Records contained in a dataset:
##############################

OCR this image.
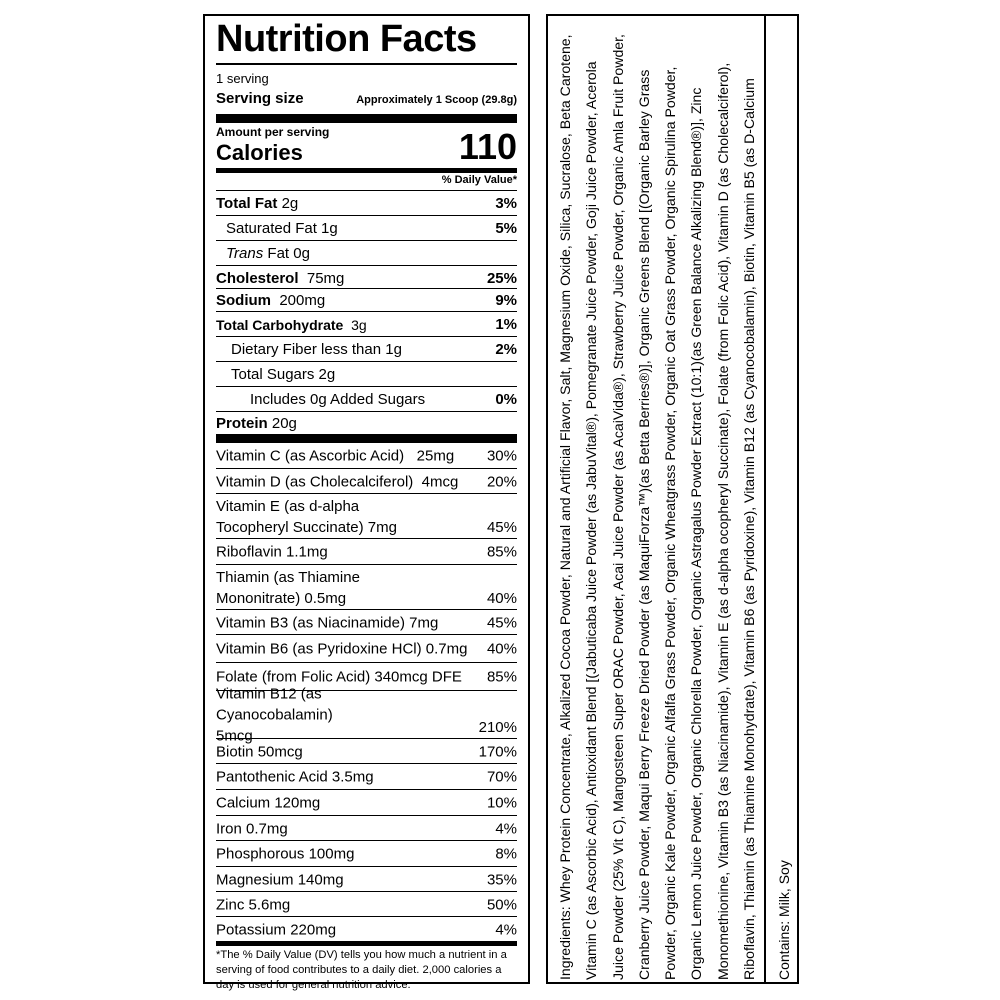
Nutrition Facts
1 serving
Serving size	Approximately 1 Scoop (29.8g)
Amount per serving
Calories	110
% Daily Value*
Total Fat 2g	3%
Saturated Fat 1g	5%
Trans Fat 0g
Cholesterol 75mg	25%
Sodium 200mg	9%
Total Carbohydrate 3g	1%
Dietary Fiber less than 1g	2%
Total Sugars 2g
Includes 0g Added Sugars	0%
Protein 20g
Vitamin C (as Ascorbic Acid) 25mg 30%
Vitamin D (as Cholecalciferol) 4mcg 20%
Vitamin E (as d-alpha Tocopheryl Succinate) 7mg	45%
Riboflavin 1.1mg	85%
Thiamin (as Thiamine Mononitrate) 0.5mg	40%
Vitamin B3 (as Niacinamide) 7mg	45%
Vitamin B6 (as Pyridoxine HCl) 0.7mg 40%
Folate (from Folic Acid) 340mcg DFE 85%
Vitamin B12 (as Cyanocobalamin) 5mcg	210%
Biotin 50mcg	170%
Pantothenic Acid 3.5mg	70%
Calcium 120mg	10%
Iron 0.7mg	4%
Phosphorous 100mg	8%
Magnesium 140mg	35%
Zinc 5.6mg	50%
Potassium 220mg	4%
*The % Daily Value (DV) tells you how much a nutrient in a serving of food contributes to a daily diet. 2,000 calories a day is used for general nutrition advice.
Ingredients: Whey Protein Concentrate, Alkalized Cocoa Powder, Natural and Artificial Flavor, Salt, Magnesium Oxide, Silica, Sucralose, Beta Carotene, Vitamin C (as Ascorbic Acid), Antioxidant Blend [(Jabuticaba Juice Powder (as JabuVital®), Pomegranate Juice Powder, Goji Juice Powder, Acerola Juice Powder (25% Vit C), Mangosteen Super ORAC Powder, Acai Juice Powder (as AcaiVida®), Strawberry Juice Powder, Organic Amla Fruit Powder, Cranberry Juice Powder, Maqui Berry Freeze Dried Powder (as MaquiForza™)(as Betta Berries®)], Organic Greens Blend [(Organic Barley Grass Powder, Organic Kale Powder, Organic Alfalfa Grass Powder, Organic Wheatgrass Powder, Organic Oat Grass Powder, Organic Spirulina Powder, Organic Lemon Juice Powder, Organic Chlorella Powder, Organic Astragalus Powder Extract (10:1)(as Green Balance Alkalizing Blend®)], Zinc Monomethionine, Vitamin B3 (as Niacinamide), Vitamin E (as d-alpha ocopheryl Succinate), Folate (from Folic Acid), Vitamin D (as Cholecalciferol), Riboflavin, Thiamin (as Thiamine Monohydrate), Vitamin B6 (as Pyridoxine), Vitamin B12 (as Cyanocobalamin), Biotin, Vitamin B5 (as D-Calcium
Contains: Milk, Soy
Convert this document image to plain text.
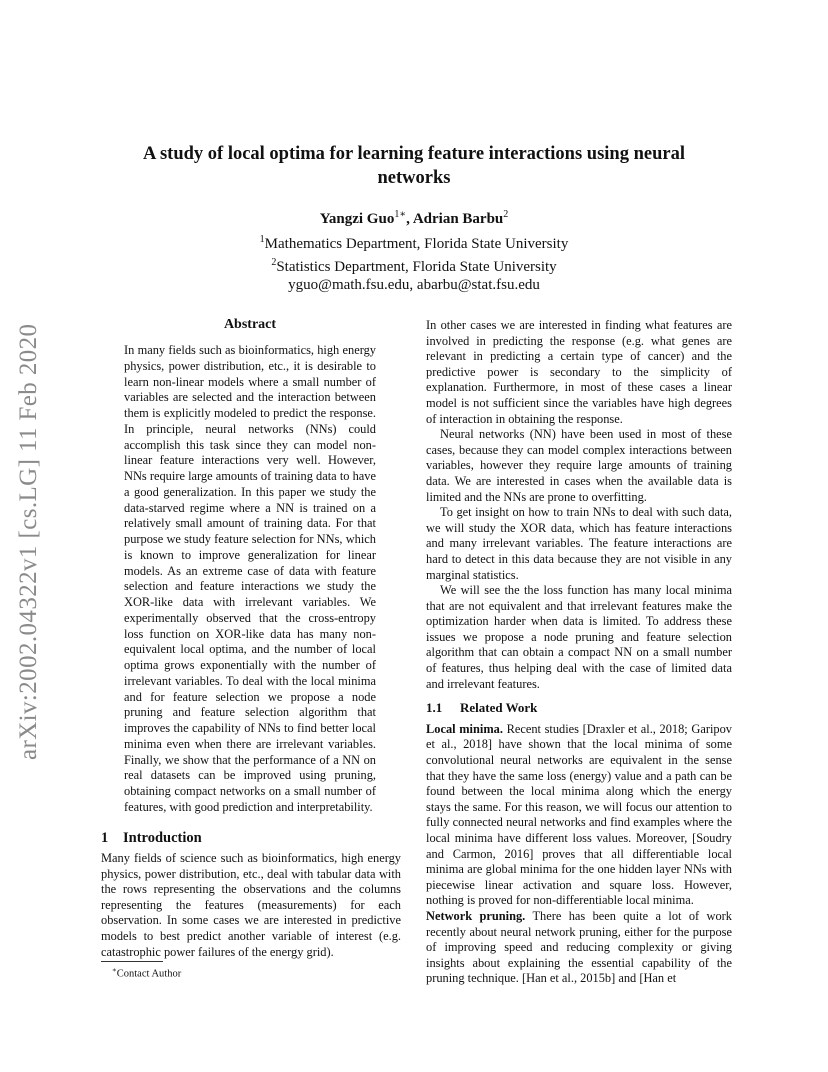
A study of local optima for learning feature interactions using neural networks
Yangzi Guo$^{1∗}$, Adrian Barbu$^2$
$^1$Mathematics Department, Florida State University
$^2$Statistics Department, Florida State University
yguo@math.fsu.edu, abarbu@stat.fsu.edu
arXiv:2002.04322v1 [cs.LG] 11 Feb 2020	Abstract
In many fields such as bioinformatics, high energy physics, power distribution, etc., it is desirable to learn non-linear models where a small number of variables are selected and the interaction between them is explicitly modeled to predict the response. In principle, neural networks (NNs) could accomplish this task since they can model non-linear feature interactions very well. However, NNs require large amounts of training data to have a good generalization. In this paper we study the data-starved regime where a NN is trained on a relatively small amount of training data. For that purpose we study feature selection for NNs, which is known to improve generalization for linear models. As an extreme case of data with feature selection and feature interactions we study the XOR-like data with irrelevant variables. We experimentally observed that the cross-entropy loss function on XOR-like data has many non-equivalent local optima, and the number of local optima grows exponentially with the number of irrelevant variables. To deal with the local minima and for feature selection we propose a node pruning and feature selection algorithm that improves the capability of NNs to find better local minima even when there are irrelevant variables. Finally, we show that the performance of a NN on real datasets can be improved using pruning, obtaining compact networks on a small number of features, with good prediction and interpretability.
1 Introduction
Many fields of science such as bioinformatics, high energy physics, power distribution, etc., deal with tabular data with the rows representing the observations and the columns representing the features (measurements) for each observation. In some cases we are interested in predictive models to best predict another variable of interest (e.g. catastrophic power failures of the energy grid).
∗Contact Author

In other cases we are interested in finding what features are involved in predicting the response (e.g. what genes are relevant in predicting a certain type of cancer) and the predictive power is secondary to the simplicity of explanation. Furthermore, in most of these cases a linear model is not sufficient since the variables have high degrees of interaction in obtaining the response.

Neural networks (NN) have been used in most of these cases, because they can model complex interactions between variables, however they require large amounts of training data. We are interested in cases when the available data is limited and the NNs are prone to overfitting.

To get insight on how to train NNs to deal with such data, we will study the XOR data, which has feature interactions and many irrelevant variables. The feature interactions are hard to detect in this data because they are not visible in any marginal statistics.

We will see the the loss function has many local minima that are not equivalent and that irrelevant features make the optimization harder when data is limited. To address these issues we propose a node pruning and feature selection algorithm that can obtain a compact NN on a small number of features, thus helping deal with the case of limited data and irrelevant features.

1.1 Related Work

Local minima. Recent studies [Draxler et al., 2018; Garipov et al., 2018] have shown that the local minima of some convolutional neural networks are equivalent in the sense that they have the same loss (energy) value and a path can be found between the local minima along which the energy stays the same. For this reason, we will focus our attention to fully connected neural networks and find examples where the local minima have different loss values. Moreover, [Soudry and Carmon, 2016] proves that all differentiable local minima are global minima for the one hidden layer NNs with piecewise linear activation and square loss. However, nothing is proved for non-differentiable local minima.

Network pruning. There has been quite a lot of work recently about neural network pruning, either for the purpose of improving speed and reducing complexity or giving insights about explaining the essential capability of the pruning technique. [Han et al., 2015b] and [Han et
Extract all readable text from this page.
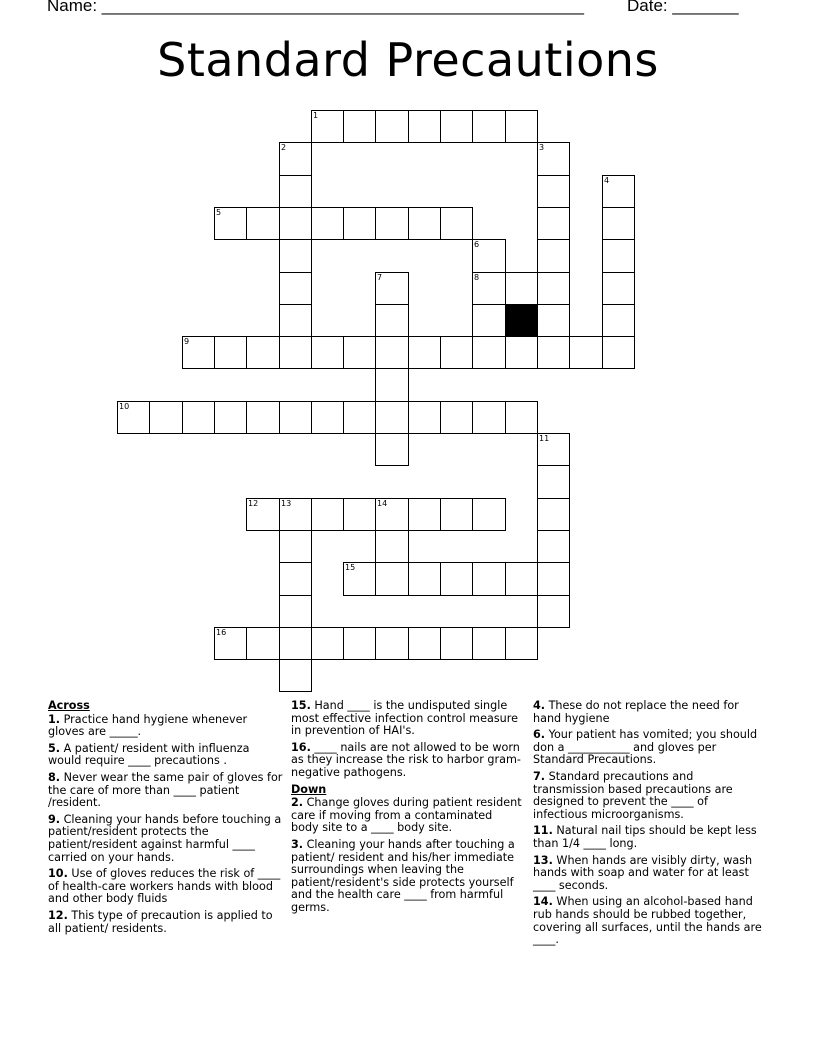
Name: ___________________________________________________	Date: _______
Standard Precautions
1
2	3
4
5
6
7	8
9
10
11
12	13	14
15
16
Across
1. Practice hand hygiene whenever gloves are _____.
5. A patient/ resident with influenza would require ____ precautions .
8. Never wear the same pair of gloves for the care of more than ____ patient /resident.
9. Cleaning your hands before touching a patient/resident protects the patient/resident against harmful ____ carried on your hands.
10. Use of gloves reduces the risk of ____ of health-care workers hands with blood and other body fluids
12. This type of precaution is applied to all patient/ residents.
15. Hand ____ is the undisputed single most effective infection control measure in prevention of HAI's.
16. ____ nails are not allowed to be worn as they increase the risk to harbor gram-negative pathogens.
Down
2. Change gloves during patient resident care if moving from a contaminated body site to a ____ body site.
3. Cleaning your hands after touching a patient/ resident and his/her immediate surroundings when leaving the patient/resident's side protects yourself and the health care ____ from harmful germs.
4. These do not replace the need for hand hygiene
6. Your patient has vomited; you should don a ___________ and gloves per Standard Precautions.
7. Standard precautions and transmission based precautions are designed to prevent the ____ of infectious microorganisms.
11. Natural nail tips should be kept less than 1/4 ____ long.
13. When hands are visibly dirty, wash hands with soap and water for at least ____ seconds.
14. When using an alcohol-based hand rub hands should be rubbed together, covering all surfaces, until the hands are ____.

##############################

> _WORK TASK_
When you copy the entries above, keep every word exactly and omit the images.

> _YOUR RESPONSE_
OCR this image.
Nutrition Facts
1 serving
Serving size	Approximately 1 Scoop (29.8g)
Amount per serving
Calories	110
% Daily Value*
Total Fat 2g	3%
Saturated Fat 1g	5%
Trans Fat 0g
Cholesterol 75mg	25%
Sodium 200mg	9%
Total Carbohydrate 3g	1%
Dietary Fiber less than 1g	2%
Total Sugars 2g
Includes 0g Added Sugars	0%
Protein 20g
Vitamin C (as Ascorbic Acid) 25mg 30%
Vitamin D (as Cholecalciferol) 4mcg 20%
Vitamin E (as d-alpha Tocopheryl Succinate) 7mg	45%
Riboflavin 1.1mg	85%
Thiamin (as Thiamine Mononitrate) 0.5mg	40%
Vitamin B3 (as Niacinamide) 7mg	45%
Vitamin B6 (as Pyridoxine HCl) 0.7mg 40%
Folate (from Folic Acid) 340mcg DFE 85%
Vitamin B12 (as Cyanocobalamin) 5mcg	210%
Biotin 50mcg	170%
Pantothenic Acid 3.5mg	70%
Calcium 120mg	10%
Iron 0.7mg	4%
Phosphorous 100mg	8%
Magnesium 140mg	35%
Zinc 5.6mg	50%
Potassium 220mg	4%
*The % Daily Value (DV) tells you how much a nutrient in a serving of food contributes to a daily diet. 2,000 calories a day is used for general nutrition advice.
Ingredients: Whey Protein Concentrate, Alkalized Cocoa Powder, Natural and Artificial Flavor, Salt, Magnesium Oxide, Silica, Sucralose, Beta Carotene, Vitamin C (as Ascorbic Acid), Antioxidant Blend [(Jabuticaba Juice Powder (as JabuVital®), Pomegranate Juice Powder, Goji Juice Powder, Acerola Juice Powder (25% Vit C), Mangosteen Super ORAC Powder, Acai Juice Powder (as AcaiVida®), Strawberry Juice Powder, Organic Amla Fruit Powder, Cranberry Juice Powder, Maqui Berry Freeze Dried Powder (as MaquiForza™)(as Betta Berries®)], Organic Greens Blend [(Organic Barley Grass Powder, Organic Kale Powder, Organic Alfalfa Grass Powder, Organic Wheatgrass Powder, Organic Oat Grass Powder, Organic Spirulina Powder, Organic Lemon Juice Powder, Organic Chlorella Powder, Organic Astragalus Powder Extract (10:1)(as Green Balance Alkalizing Blend®)], Zinc Monomethionine, Vitamin B3 (as Niacinamide), Vitamin E (as d-alpha ocopheryl Succinate), Folate (from Folic Acid), Vitamin D (as Cholecalciferol), Riboflavin, Thiamin (as Thiamine Monohydrate), Vitamin B6 (as Pyridoxine), Vitamin B12 (as Cyanocobalamin), Biotin, Vitamin B5 (as D-Calcium
Contains: Milk, Soy
Convert this document image to plain text.
A study of local optima for learning feature interactions using neural networks
Yangzi Guo$^{1∗}$, Adrian Barbu$^2$
$^1$Mathematics Department, Florida State University
$^2$Statistics Department, Florida State University
yguo@math.fsu.edu, abarbu@stat.fsu.edu
arXiv:2002.04322v1 [cs.LG] 11 Feb 2020	Abstract
In many fields such as bioinformatics, high energy physics, power distribution, etc., it is desirable to learn non-linear models where a small number of variables are selected and the interaction between them is explicitly modeled to predict the response. In principle, neural networks (NNs) could accomplish this task since they can model non-linear feature interactions very well. However, NNs require large amounts of training data to have a good generalization. In this paper we study the data-starved regime where a NN is trained on a relatively small amount of training data. For that purpose we study feature selection for NNs, which is known to improve generalization for linear models. As an extreme case of data with feature selection and feature interactions we study the XOR-like data with irrelevant variables. We experimentally observed that the cross-entropy loss function on XOR-like data has many non-equivalent local optima, and the number of local optima grows exponentially with the number of irrelevant variables. To deal with the local minima and for feature selection we propose a node pruning and feature selection algorithm that improves the capability of NNs to find better local minima even when there are irrelevant variables. Finally, we show that the performance of a NN on real datasets can be improved using pruning, obtaining compact networks on a small number of features, with good prediction and interpretability.
1 Introduction
Many fields of science such as bioinformatics, high energy physics, power distribution, etc., deal with tabular data with the rows representing the observations and the columns representing the features (measurements) for each observation. In some cases we are interested in predictive models to best predict another variable of interest (e.g. catastrophic power failures of the energy grid).
∗Contact Author

In other cases we are interested in finding what features are involved in predicting the response (e.g. what genes are relevant in predicting a certain type of cancer) and the predictive power is secondary to the simplicity of explanation. Furthermore, in most of these cases a linear model is not sufficient since the variables have high degrees of interaction in obtaining the response.

Neural networks (NN) have been used in most of these cases, because they can model complex interactions between variables, however they require large amounts of training data. We are interested in cases when the available data is limited and the NNs are prone to overfitting.

To get insight on how to train NNs to deal with such data, we will study the XOR data, which has feature interactions and many irrelevant variables. The feature interactions are hard to detect in this data because they are not visible in any marginal statistics.

We will see the the loss function has many local minima that are not equivalent and that irrelevant features make the optimization harder when data is limited. To address these issues we propose a node pruning and feature selection algorithm that can obtain a compact NN on a small number of features, thus helping deal with the case of limited data and irrelevant features.

1.1 Related Work

Local minima. Recent studies [Draxler et al., 2018; Garipov et al., 2018] have shown that the local minima of some convolutional neural networks are equivalent in the sense that they have the same loss (energy) value and a path can be found between the local minima along which the energy stays the same. For this reason, we will focus our attention to fully connected neural networks and find examples where the local minima have different loss values. Moreover, [Soudry and Carmon, 2016] proves that all differentiable local minima are global minima for the one hidden layer NNs with piecewise linear activation and square loss. However, nothing is proved for non-differentiable local minima.

Network pruning. There has been quite a lot of work recently about neural network pruning, either for the purpose of improving speed and reducing complexity or giving insights about explaining the essential capability of the pruning technique. [Han et al., 2015b] and [Han et
Extract all readable text from this page.
Name: ___________________________________________________	Date: _______
Standard Precautions
1
2	3
4
5
6
7	8
9
10
11
12	13	14
15
16
Across
1. Practice hand hygiene whenever gloves are _____.
5. A patient/ resident with influenza would require ____ precautions .
8. Never wear the same pair of gloves for the care of more than ____ patient /resident.
9. Cleaning your hands before touching a patient/resident protects the patient/resident against harmful ____ carried on your hands.
10. Use of gloves reduces the risk of ____ of health-care workers hands with blood and other body fluids
12. This type of precaution is applied to all patient/ residents.
15. Hand ____ is the undisputed single most effective infection control measure in prevention of HAI's.
16. ____ nails are not allowed to be worn as they increase the risk to harbor gram-negative pathogens.
Down
2. Change gloves during patient resident care if moving from a contaminated body site to a ____ body site.
3. Cleaning your hands after touching a patient/ resident and his/her immediate surroundings when leaving the patient/resident's side protects yourself and the health care ____ from harmful germs.
4. These do not replace the need for hand hygiene
6. Your patient has vomited; you should don a ___________ and gloves per Standard Precautions.
7. Standard precautions and transmission based precautions are designed to prevent the ____ of infectious microorganisms.
11. Natural nail tips should be kept less than 1/4 ____ long.
13. When hands are visibly dirty, wash hands with soap and water for at least ____ seconds.
14. When using an alcohol-based hand rub hands should be rubbed together, covering all surfaces, until the hands are ____.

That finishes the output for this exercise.